» **Prompt**:
Make an exact transcription of the material, leaving out all images.

Source records:
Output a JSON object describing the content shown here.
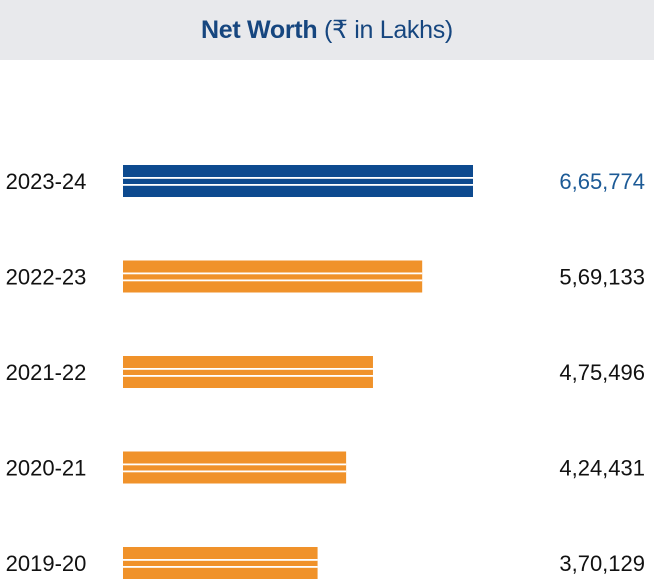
{
  "header": {
    "title_bold": "Net Worth",
    "title_rest": " (₹ in Lakhs)"
  },
  "chart_data": {
    "type": "bar",
    "orientation": "horizontal",
    "title": "Net Worth (₹ in Lakhs)",
    "categories": [
      "2023-24",
      "2022-23",
      "2021-22",
      "2020-21",
      "2019-20"
    ],
    "values": [
      665774,
      569133,
      475496,
      424431,
      370129
    ],
    "value_labels": [
      "6,65,774",
      "5,69,133",
      "4,75,496",
      "4,24,431",
      "3,70,129"
    ],
    "highlight_index": 0,
    "xlim": [
      0,
      1000000
    ],
    "grid": false,
    "legend": "none",
    "colors": {
      "highlight_bar": "#0d4a8f",
      "bar": "#f0922a",
      "highlight_label": "#1c5a96",
      "label": "#111111",
      "stripe": "#ffffff"
    }
  }
}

» **Answer to this task**:
Output a JSON object describing the content shown here.
{
  "header": {
    "title_bold": "Net Worth",
    "title_rest": " (₹ in Lakhs)"
  },
  "chart_data": {
    "type": "bar",
    "orientation": "horizontal",
    "title": "Net Worth (₹ in Lakhs)",
    "categories": [
      "2023-24",
      "2022-23",
      "2021-22",
      "2020-21",
      "2019-20"
    ],
    "values": [
      665774,
      569133,
      475496,
      424431,
      370129
    ],
    "value_labels": [
      "6,65,774",
      "5,69,133",
      "4,75,496",
      "4,24,431",
      "3,70,129"
    ],
    "highlight_index": 0,
    "xlim": [
      0,
      1000000
    ],
    "grid": false,
    "legend": "none",
    "colors": {
      "highlight_bar": "#0d4a8f",
      "bar": "#f0922a",
      "highlight_label": "#1c5a96",
      "label": "#111111",
      "stripe": "#ffffff"
    }
  }
}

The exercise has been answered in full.